[BEGIN]
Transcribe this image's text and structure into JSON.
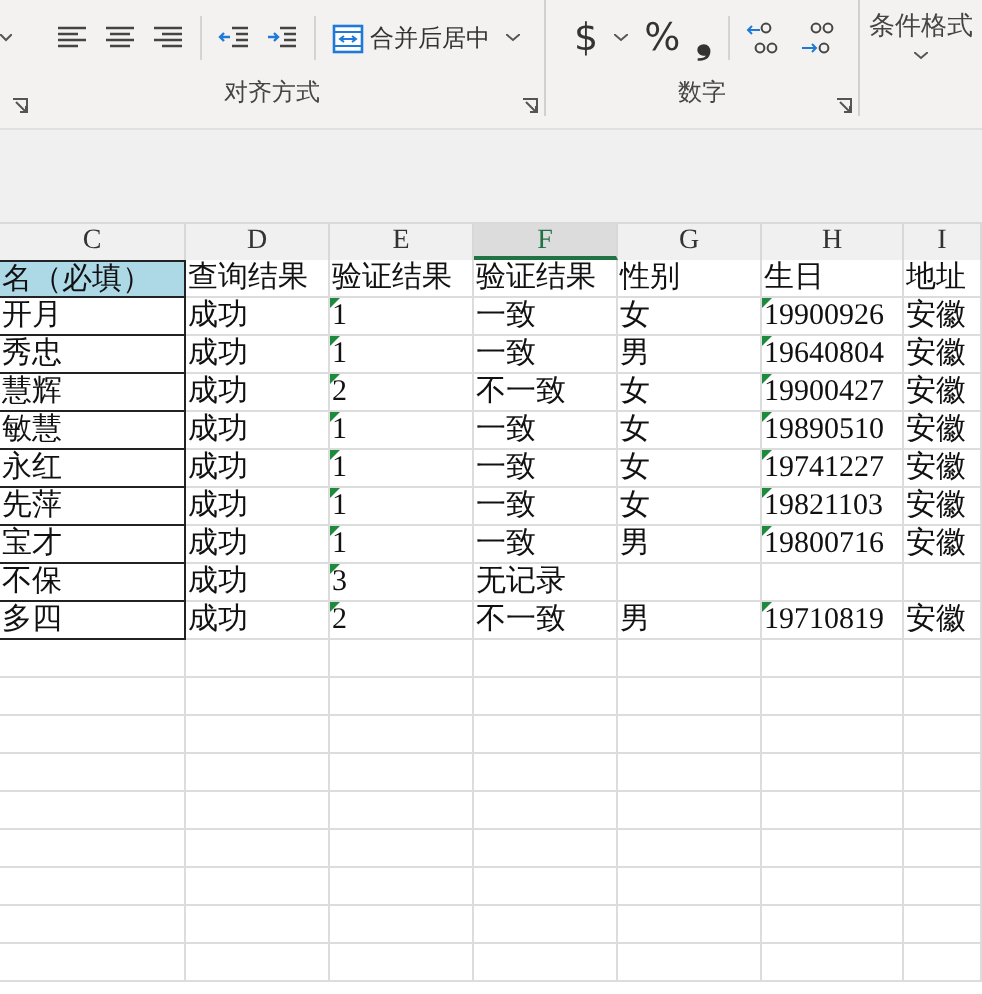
{
  "ribbon": {
    "groups": [
      {
        "label": "对齐方式",
        "merge_button": "合并后居中"
      },
      {
        "label": "数字",
        "symbols": [
          "$",
          "%",
          "❟"
        ]
      },
      {
        "button": "条件格式"
      }
    ]
  },
  "columns": [
    {
      "label": "C",
      "selected": false
    },
    {
      "label": "D",
      "selected": false
    },
    {
      "label": "E",
      "selected": false
    },
    {
      "label": "F",
      "selected": true
    },
    {
      "label": "G",
      "selected": false
    },
    {
      "label": "H",
      "selected": false
    },
    {
      "label": "I",
      "selected": false
    }
  ],
  "rows": [
    {
      "cells": [
        {
          "text": "名（必填）",
          "header": true
        },
        {
          "text": "查询结果"
        },
        {
          "text": "验证结果"
        },
        {
          "text": "验证结果"
        },
        {
          "text": "性别"
        },
        {
          "text": "生日"
        },
        {
          "text": "地址"
        }
      ]
    },
    {
      "cells": [
        {
          "text": "开月"
        },
        {
          "text": "成功"
        },
        {
          "text": "1",
          "flagged": true
        },
        {
          "text": "一致"
        },
        {
          "text": "女"
        },
        {
          "text": "19900926",
          "flagged": true
        },
        {
          "text": "安徽"
        }
      ]
    },
    {
      "cells": [
        {
          "text": "秀忠"
        },
        {
          "text": "成功"
        },
        {
          "text": "1",
          "flagged": true
        },
        {
          "text": "一致"
        },
        {
          "text": "男"
        },
        {
          "text": "19640804",
          "flagged": true
        },
        {
          "text": "安徽"
        }
      ]
    },
    {
      "cells": [
        {
          "text": "慧辉"
        },
        {
          "text": "成功"
        },
        {
          "text": "2",
          "flagged": true
        },
        {
          "text": "不一致"
        },
        {
          "text": "女"
        },
        {
          "text": "19900427",
          "flagged": true
        },
        {
          "text": "安徽"
        }
      ]
    },
    {
      "cells": [
        {
          "text": "敏慧"
        },
        {
          "text": "成功"
        },
        {
          "text": "1",
          "flagged": true
        },
        {
          "text": "一致"
        },
        {
          "text": "女"
        },
        {
          "text": "19890510",
          "flagged": true
        },
        {
          "text": "安徽"
        }
      ]
    },
    {
      "cells": [
        {
          "text": "永红"
        },
        {
          "text": "成功"
        },
        {
          "text": "1",
          "flagged": true
        },
        {
          "text": "一致"
        },
        {
          "text": "女"
        },
        {
          "text": "19741227",
          "flagged": true
        },
        {
          "text": "安徽"
        }
      ]
    },
    {
      "cells": [
        {
          "text": "先萍"
        },
        {
          "text": "成功"
        },
        {
          "text": "1",
          "flagged": true
        },
        {
          "text": "一致"
        },
        {
          "text": "女"
        },
        {
          "text": "19821103",
          "flagged": true
        },
        {
          "text": "安徽"
        }
      ]
    },
    {
      "cells": [
        {
          "text": "宝才"
        },
        {
          "text": "成功"
        },
        {
          "text": "1",
          "flagged": true
        },
        {
          "text": "一致"
        },
        {
          "text": "男"
        },
        {
          "text": "19800716",
          "flagged": true
        },
        {
          "text": "安徽"
        }
      ]
    },
    {
      "cells": [
        {
          "text": "不保"
        },
        {
          "text": "成功"
        },
        {
          "text": "3",
          "flagged": true
        },
        {
          "text": "无记录"
        },
        null,
        null,
        null
      ]
    },
    {
      "cells": [
        {
          "text": "多四"
        },
        {
          "text": "成功"
        },
        {
          "text": "2",
          "flagged": true
        },
        {
          "text": "不一致"
        },
        {
          "text": "男"
        },
        {
          "text": "19710819",
          "flagged": true
        },
        {
          "text": "安徽"
        }
      ]
    }
  ]
}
[END]
THE REQUEST
Repeat all the records above exactly, leaving out any pictures.

WRITTEN RESPONSE
Transcribe this image's text and structure into JSON.
{
  "ribbon": {
    "groups": [
      {
        "label": "对齐方式",
        "merge_button": "合并后居中"
      },
      {
        "label": "数字",
        "symbols": [
          "$",
          "%",
          "❟"
        ]
      },
      {
        "button": "条件格式"
      }
    ]
  },
  "columns": [
    {
      "label": "C",
      "selected": false
    },
    {
      "label": "D",
      "selected": false
    },
    {
      "label": "E",
      "selected": false
    },
    {
      "label": "F",
      "selected": true
    },
    {
      "label": "G",
      "selected": false
    },
    {
      "label": "H",
      "selected": false
    },
    {
      "label": "I",
      "selected": false
    }
  ],
  "rows": [
    {
      "cells": [
        {
          "text": "名（必填）",
          "header": true
        },
        {
          "text": "查询结果"
        },
        {
          "text": "验证结果"
        },
        {
          "text": "验证结果"
        },
        {
          "text": "性别"
        },
        {
          "text": "生日"
        },
        {
          "text": "地址"
        }
      ]
    },
    {
      "cells": [
        {
          "text": "开月"
        },
        {
          "text": "成功"
        },
        {
          "text": "1",
          "flagged": true
        },
        {
          "text": "一致"
        },
        {
          "text": "女"
        },
        {
          "text": "19900926",
          "flagged": true
        },
        {
          "text": "安徽"
        }
      ]
    },
    {
      "cells": [
        {
          "text": "秀忠"
        },
        {
          "text": "成功"
        },
        {
          "text": "1",
          "flagged": true
        },
        {
          "text": "一致"
        },
        {
          "text": "男"
        },
        {
          "text": "19640804",
          "flagged": true
        },
        {
          "text": "安徽"
        }
      ]
    },
    {
      "cells": [
        {
          "text": "慧辉"
        },
        {
          "text": "成功"
        },
        {
          "text": "2",
          "flagged": true
        },
        {
          "text": "不一致"
        },
        {
          "text": "女"
        },
        {
          "text": "19900427",
          "flagged": true
        },
        {
          "text": "安徽"
        }
      ]
    },
    {
      "cells": [
        {
          "text": "敏慧"
        },
        {
          "text": "成功"
        },
        {
          "text": "1",
          "flagged": true
        },
        {
          "text": "一致"
        },
        {
          "text": "女"
        },
        {
          "text": "19890510",
          "flagged": true
        },
        {
          "text": "安徽"
        }
      ]
    },
    {
      "cells": [
        {
          "text": "永红"
        },
        {
          "text": "成功"
        },
        {
          "text": "1",
          "flagged": true
        },
        {
          "text": "一致"
        },
        {
          "text": "女"
        },
        {
          "text": "19741227",
          "flagged": true
        },
        {
          "text": "安徽"
        }
      ]
    },
    {
      "cells": [
        {
          "text": "先萍"
        },
        {
          "text": "成功"
        },
        {
          "text": "1",
          "flagged": true
        },
        {
          "text": "一致"
        },
        {
          "text": "女"
        },
        {
          "text": "19821103",
          "flagged": true
        },
        {
          "text": "安徽"
        }
      ]
    },
    {
      "cells": [
        {
          "text": "宝才"
        },
        {
          "text": "成功"
        },
        {
          "text": "1",
          "flagged": true
        },
        {
          "text": "一致"
        },
        {
          "text": "男"
        },
        {
          "text": "19800716",
          "flagged": true
        },
        {
          "text": "安徽"
        }
      ]
    },
    {
      "cells": [
        {
          "text": "不保"
        },
        {
          "text": "成功"
        },
        {
          "text": "3",
          "flagged": true
        },
        {
          "text": "无记录"
        },
        null,
        null,
        null
      ]
    },
    {
      "cells": [
        {
          "text": "多四"
        },
        {
          "text": "成功"
        },
        {
          "text": "2",
          "flagged": true
        },
        {
          "text": "不一致"
        },
        {
          "text": "男"
        },
        {
          "text": "19710819",
          "flagged": true
        },
        {
          "text": "安徽"
        }
      ]
    }
  ]
}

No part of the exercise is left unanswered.